──────── DATA ENTRIES ────────
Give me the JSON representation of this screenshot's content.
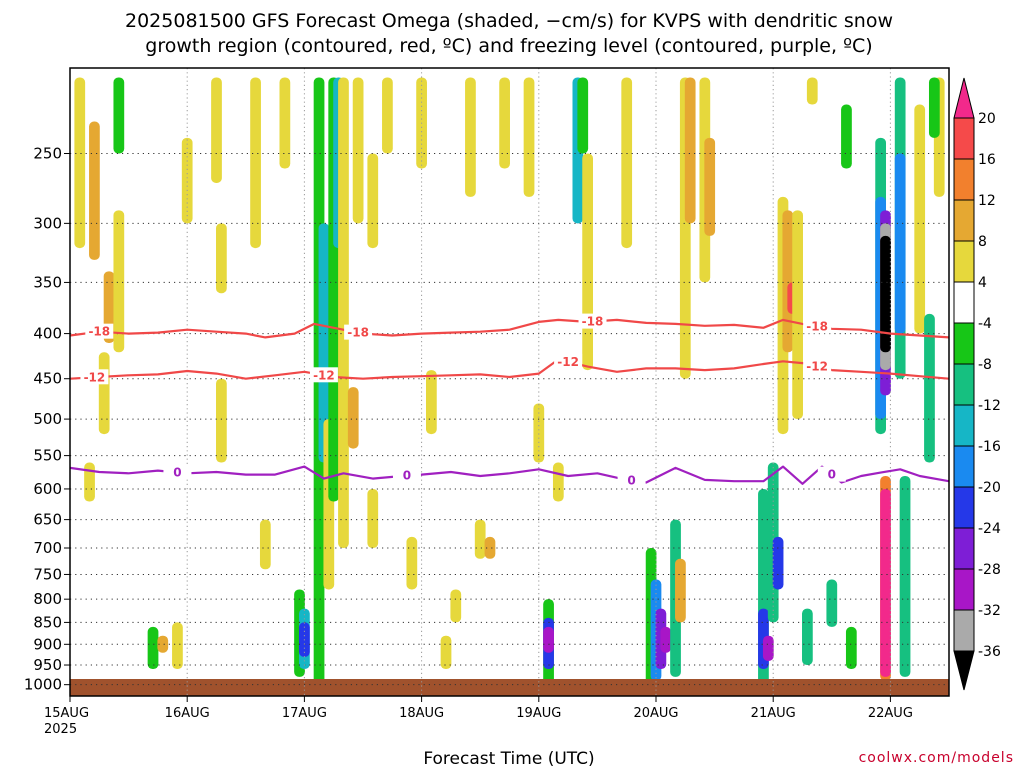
{
  "title_line1": "2025081500 GFS Forecast Omega (shaded, −cm/s) for KVPS with dendritic snow",
  "title_line2": "growth region (contoured, red, ºC) and freezing level (contoured, purple, ºC)",
  "credit": "coolwx.com/models",
  "chart_data": {
    "type": "heatmap",
    "xlabel": "Forecast Time (UTC)",
    "x_ticks": [
      {
        "label": "15AUG",
        "sub": "2025",
        "hour": 0
      },
      {
        "label": "16AUG",
        "sub": "",
        "hour": 24
      },
      {
        "label": "17AUG",
        "sub": "",
        "hour": 48
      },
      {
        "label": "18AUG",
        "sub": "",
        "hour": 72
      },
      {
        "label": "19AUG",
        "sub": "",
        "hour": 96
      },
      {
        "label": "20AUG",
        "sub": "",
        "hour": 120
      },
      {
        "label": "21AUG",
        "sub": "",
        "hour": 144
      },
      {
        "label": "22AUG",
        "sub": "",
        "hour": 168
      }
    ],
    "xlim": [
      0,
      180
    ],
    "y_ticks": [
      250,
      300,
      350,
      400,
      450,
      500,
      550,
      600,
      650,
      700,
      750,
      800,
      850,
      900,
      950,
      1000
    ],
    "ylim": [
      1030,
      200
    ],
    "y_scale": "log-pressure",
    "grid": true,
    "colorbar": {
      "labels": [
        "20",
        "16",
        "12",
        "8",
        "4",
        "-4",
        "-8",
        "-12",
        "-16",
        "-20",
        "-24",
        "-28",
        "-32",
        "-36"
      ],
      "colors": [
        "#f2298b",
        "#f54a4a",
        "#f2802d",
        "#e5a832",
        "#e6d83c",
        "#ffffff",
        "#17c617",
        "#16c080",
        "#16b6c6",
        "#1a8af0",
        "#2538e8",
        "#7e1ed6",
        "#a816c7",
        "#aaaaaa",
        "#000000"
      ]
    },
    "omega_cells": [
      {
        "x": 2,
        "p0": 205,
        "p1": 320,
        "v": 6
      },
      {
        "x": 5,
        "p0": 230,
        "p1": 330,
        "v": 8
      },
      {
        "x": 7,
        "p0": 420,
        "p1": 520,
        "v": 6
      },
      {
        "x": 8,
        "p0": 340,
        "p1": 410,
        "v": 10
      },
      {
        "x": 4,
        "p0": 560,
        "p1": 620,
        "v": 6
      },
      {
        "x": 10,
        "p0": 205,
        "p1": 250,
        "v": -6
      },
      {
        "x": 10,
        "p0": 290,
        "p1": 420,
        "v": 6
      },
      {
        "x": 17,
        "p0": 860,
        "p1": 960,
        "v": -6
      },
      {
        "x": 19,
        "p0": 880,
        "p1": 920,
        "v": 10
      },
      {
        "x": 22,
        "p0": 850,
        "p1": 960,
        "v": 6
      },
      {
        "x": 24,
        "p0": 240,
        "p1": 300,
        "v": 6
      },
      {
        "x": 30,
        "p0": 205,
        "p1": 270,
        "v": 6
      },
      {
        "x": 31,
        "p0": 300,
        "p1": 360,
        "v": 6
      },
      {
        "x": 31,
        "p0": 450,
        "p1": 560,
        "v": 6
      },
      {
        "x": 38,
        "p0": 205,
        "p1": 320,
        "v": 6
      },
      {
        "x": 40,
        "p0": 650,
        "p1": 740,
        "v": 6
      },
      {
        "x": 44,
        "p0": 205,
        "p1": 260,
        "v": 6
      },
      {
        "x": 47,
        "p0": 780,
        "p1": 980,
        "v": -6
      },
      {
        "x": 48,
        "p0": 820,
        "p1": 960,
        "v": -12
      },
      {
        "x": 48,
        "p0": 850,
        "p1": 930,
        "v": -20
      },
      {
        "x": 51,
        "p0": 205,
        "p1": 1000,
        "v": -6
      },
      {
        "x": 52,
        "p0": 300,
        "p1": 560,
        "v": -12
      },
      {
        "x": 53,
        "p0": 500,
        "p1": 780,
        "v": 6
      },
      {
        "x": 54,
        "p0": 205,
        "p1": 620,
        "v": -6
      },
      {
        "x": 55,
        "p0": 205,
        "p1": 320,
        "v": -12
      },
      {
        "x": 56,
        "p0": 205,
        "p1": 700,
        "v": 6
      },
      {
        "x": 58,
        "p0": 460,
        "p1": 540,
        "v": 10
      },
      {
        "x": 59,
        "p0": 205,
        "p1": 300,
        "v": 6
      },
      {
        "x": 62,
        "p0": 250,
        "p1": 320,
        "v": 6
      },
      {
        "x": 62,
        "p0": 600,
        "p1": 700,
        "v": 6
      },
      {
        "x": 65,
        "p0": 205,
        "p1": 250,
        "v": 6
      },
      {
        "x": 70,
        "p0": 680,
        "p1": 780,
        "v": 6
      },
      {
        "x": 72,
        "p0": 205,
        "p1": 260,
        "v": 6
      },
      {
        "x": 74,
        "p0": 440,
        "p1": 520,
        "v": 6
      },
      {
        "x": 77,
        "p0": 880,
        "p1": 960,
        "v": 6
      },
      {
        "x": 79,
        "p0": 780,
        "p1": 850,
        "v": 6
      },
      {
        "x": 82,
        "p0": 205,
        "p1": 280,
        "v": 6
      },
      {
        "x": 84,
        "p0": 650,
        "p1": 720,
        "v": 6
      },
      {
        "x": 86,
        "p0": 680,
        "p1": 720,
        "v": 10
      },
      {
        "x": 89,
        "p0": 205,
        "p1": 260,
        "v": 6
      },
      {
        "x": 94,
        "p0": 205,
        "p1": 280,
        "v": 6
      },
      {
        "x": 96,
        "p0": 480,
        "p1": 560,
        "v": 6
      },
      {
        "x": 98,
        "p0": 800,
        "p1": 1000,
        "v": -6
      },
      {
        "x": 98,
        "p0": 840,
        "p1": 960,
        "v": -20
      },
      {
        "x": 98,
        "p0": 860,
        "p1": 920,
        "v": -28
      },
      {
        "x": 100,
        "p0": 560,
        "p1": 620,
        "v": 6
      },
      {
        "x": 104,
        "p0": 205,
        "p1": 300,
        "v": -12
      },
      {
        "x": 105,
        "p0": 205,
        "p1": 250,
        "v": -6
      },
      {
        "x": 106,
        "p0": 250,
        "p1": 440,
        "v": 6
      },
      {
        "x": 114,
        "p0": 205,
        "p1": 320,
        "v": 6
      },
      {
        "x": 119,
        "p0": 700,
        "p1": 1000,
        "v": -6
      },
      {
        "x": 120,
        "p0": 760,
        "p1": 990,
        "v": -16
      },
      {
        "x": 121,
        "p0": 820,
        "p1": 960,
        "v": -24
      },
      {
        "x": 122,
        "p0": 860,
        "p1": 920,
        "v": -28
      },
      {
        "x": 124,
        "p0": 650,
        "p1": 980,
        "v": -8
      },
      {
        "x": 125,
        "p0": 720,
        "p1": 850,
        "v": 10
      },
      {
        "x": 126,
        "p0": 205,
        "p1": 450,
        "v": 6
      },
      {
        "x": 127,
        "p0": 205,
        "p1": 300,
        "v": 10
      },
      {
        "x": 130,
        "p0": 205,
        "p1": 350,
        "v": 6
      },
      {
        "x": 131,
        "p0": 240,
        "p1": 310,
        "v": 10
      },
      {
        "x": 142,
        "p0": 600,
        "p1": 1000,
        "v": -8
      },
      {
        "x": 142,
        "p0": 820,
        "p1": 960,
        "v": -20
      },
      {
        "x": 143,
        "p0": 880,
        "p1": 940,
        "v": -28
      },
      {
        "x": 144,
        "p0": 560,
        "p1": 850,
        "v": -8
      },
      {
        "x": 145,
        "p0": 680,
        "p1": 780,
        "v": -20
      },
      {
        "x": 146,
        "p0": 280,
        "p1": 520,
        "v": 6
      },
      {
        "x": 147,
        "p0": 290,
        "p1": 420,
        "v": 10
      },
      {
        "x": 148,
        "p0": 350,
        "p1": 380,
        "v": 16
      },
      {
        "x": 149,
        "p0": 290,
        "p1": 500,
        "v": 6
      },
      {
        "x": 151,
        "p0": 820,
        "p1": 950,
        "v": -8
      },
      {
        "x": 152,
        "p0": 205,
        "p1": 220,
        "v": 6
      },
      {
        "x": 156,
        "p0": 760,
        "p1": 860,
        "v": -8
      },
      {
        "x": 159,
        "p0": 220,
        "p1": 260,
        "v": -6
      },
      {
        "x": 160,
        "p0": 860,
        "p1": 960,
        "v": -6
      },
      {
        "x": 166,
        "p0": 240,
        "p1": 520,
        "v": -8
      },
      {
        "x": 166,
        "p0": 280,
        "p1": 500,
        "v": -16
      },
      {
        "x": 167,
        "p0": 290,
        "p1": 470,
        "v": -24
      },
      {
        "x": 167,
        "p0": 300,
        "p1": 440,
        "v": -32
      },
      {
        "x": 167,
        "p0": 310,
        "p1": 420,
        "v": -36
      },
      {
        "x": 167,
        "p0": 580,
        "p1": 990,
        "v": 12
      },
      {
        "x": 167,
        "p0": 600,
        "p1": 980,
        "v": 20
      },
      {
        "x": 170,
        "p0": 205,
        "p1": 450,
        "v": -8
      },
      {
        "x": 170,
        "p0": 250,
        "p1": 400,
        "v": -16
      },
      {
        "x": 171,
        "p0": 580,
        "p1": 980,
        "v": -8
      },
      {
        "x": 174,
        "p0": 220,
        "p1": 400,
        "v": 6
      },
      {
        "x": 176,
        "p0": 380,
        "p1": 560,
        "v": -8
      },
      {
        "x": 178,
        "p0": 205,
        "p1": 280,
        "v": 6
      },
      {
        "x": 177,
        "p0": 205,
        "p1": 240,
        "v": -6
      }
    ],
    "contours": [
      {
        "label": "-18",
        "color": "#f04848",
        "x": [
          0,
          6,
          12,
          18,
          24,
          30,
          36,
          40,
          46,
          50,
          54,
          60,
          66,
          72,
          78,
          84,
          90,
          96,
          100,
          106,
          112,
          118,
          124,
          130,
          136,
          142,
          146,
          150,
          156,
          162,
          168,
          174,
          180
        ],
        "p": [
          402,
          398,
          400,
          399,
          396,
          398,
          400,
          404,
          400,
          390,
          394,
          400,
          402,
          400,
          399,
          398,
          396,
          388,
          386,
          388,
          386,
          389,
          390,
          392,
          391,
          394,
          386,
          390,
          395,
          396,
          400,
          402,
          404
        ],
        "label_x": [
          6,
          59,
          107,
          153
        ]
      },
      {
        "label": "-12",
        "color": "#f04848",
        "x": [
          0,
          6,
          12,
          18,
          24,
          30,
          36,
          42,
          48,
          54,
          60,
          66,
          72,
          78,
          84,
          90,
          96,
          100,
          106,
          112,
          118,
          124,
          130,
          136,
          142,
          146,
          150,
          156,
          162,
          168,
          174,
          180
        ],
        "p": [
          450,
          448,
          446,
          445,
          441,
          444,
          450,
          446,
          442,
          448,
          450,
          448,
          447,
          446,
          445,
          448,
          444,
          428,
          436,
          442,
          438,
          438,
          440,
          438,
          433,
          430,
          432,
          440,
          442,
          444,
          447,
          450
        ],
        "label_x": [
          5,
          52,
          102,
          153
        ]
      },
      {
        "label": "0",
        "color": "#a020c0",
        "x": [
          0,
          6,
          12,
          18,
          24,
          30,
          36,
          42,
          48,
          52,
          56,
          62,
          68,
          72,
          78,
          84,
          90,
          96,
          102,
          108,
          114,
          118,
          124,
          130,
          136,
          142,
          146,
          150,
          154,
          158,
          162,
          166,
          170,
          174,
          180
        ],
        "p": [
          568,
          574,
          576,
          572,
          576,
          574,
          578,
          578,
          566,
          584,
          576,
          584,
          580,
          578,
          574,
          580,
          576,
          570,
          580,
          576,
          586,
          590,
          568,
          586,
          588,
          588,
          566,
          592,
          566,
          590,
          580,
          575,
          570,
          580,
          588
        ],
        "label_x": [
          22,
          69,
          115,
          156
        ]
      }
    ]
  }
}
────────
* AIM *
From the listing above, return each line with the word "hour".

* EXERCISE RESULT *
        "hour": 0
        "hour": 24
        "hour": 48
        "hour": 72
        "hour": 96
        "hour": 120
        "hour": 144
        "hour": 168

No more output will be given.